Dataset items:
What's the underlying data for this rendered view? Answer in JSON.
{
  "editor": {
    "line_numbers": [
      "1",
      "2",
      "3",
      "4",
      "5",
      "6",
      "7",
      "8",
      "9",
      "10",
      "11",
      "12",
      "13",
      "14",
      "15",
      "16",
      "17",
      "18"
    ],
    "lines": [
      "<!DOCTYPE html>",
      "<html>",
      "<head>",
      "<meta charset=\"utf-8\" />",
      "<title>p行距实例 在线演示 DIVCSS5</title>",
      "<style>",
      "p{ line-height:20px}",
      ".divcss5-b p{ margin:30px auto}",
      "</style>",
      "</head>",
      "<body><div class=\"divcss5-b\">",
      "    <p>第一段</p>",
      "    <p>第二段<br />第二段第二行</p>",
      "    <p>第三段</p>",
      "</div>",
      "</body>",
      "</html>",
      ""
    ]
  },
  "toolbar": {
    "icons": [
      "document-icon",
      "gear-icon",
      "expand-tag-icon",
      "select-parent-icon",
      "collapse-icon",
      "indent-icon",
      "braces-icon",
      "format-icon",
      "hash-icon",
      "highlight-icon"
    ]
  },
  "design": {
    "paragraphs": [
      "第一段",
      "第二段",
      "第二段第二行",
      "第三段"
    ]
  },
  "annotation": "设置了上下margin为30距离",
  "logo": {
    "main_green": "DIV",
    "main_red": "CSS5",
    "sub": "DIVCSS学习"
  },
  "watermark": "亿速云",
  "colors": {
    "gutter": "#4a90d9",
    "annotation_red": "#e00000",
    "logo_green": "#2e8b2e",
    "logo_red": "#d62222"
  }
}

> Your goal
Without changing a word, restate the whole listing.

> Answer to this exercise
What's the underlying data for this rendered view? Answer in JSON.
{
  "editor": {
    "line_numbers": [
      "1",
      "2",
      "3",
      "4",
      "5",
      "6",
      "7",
      "8",
      "9",
      "10",
      "11",
      "12",
      "13",
      "14",
      "15",
      "16",
      "17",
      "18"
    ],
    "lines": [
      "<!DOCTYPE html>",
      "<html>",
      "<head>",
      "<meta charset=\"utf-8\" />",
      "<title>p行距实例 在线演示 DIVCSS5</title>",
      "<style>",
      "p{ line-height:20px}",
      ".divcss5-b p{ margin:30px auto}",
      "</style>",
      "</head>",
      "<body><div class=\"divcss5-b\">",
      "    <p>第一段</p>",
      "    <p>第二段<br />第二段第二行</p>",
      "    <p>第三段</p>",
      "</div>",
      "</body>",
      "</html>",
      ""
    ]
  },
  "toolbar": {
    "icons": [
      "document-icon",
      "gear-icon",
      "expand-tag-icon",
      "select-parent-icon",
      "collapse-icon",
      "indent-icon",
      "braces-icon",
      "format-icon",
      "hash-icon",
      "highlight-icon"
    ]
  },
  "design": {
    "paragraphs": [
      "第一段",
      "第二段",
      "第二段第二行",
      "第三段"
    ]
  },
  "annotation": "设置了上下margin为30距离",
  "logo": {
    "main_green": "DIV",
    "main_red": "CSS5",
    "sub": "DIVCSS学习"
  },
  "watermark": "亿速云",
  "colors": {
    "gutter": "#4a90d9",
    "annotation_red": "#e00000",
    "logo_green": "#2e8b2e",
    "logo_red": "#d62222"
  }
}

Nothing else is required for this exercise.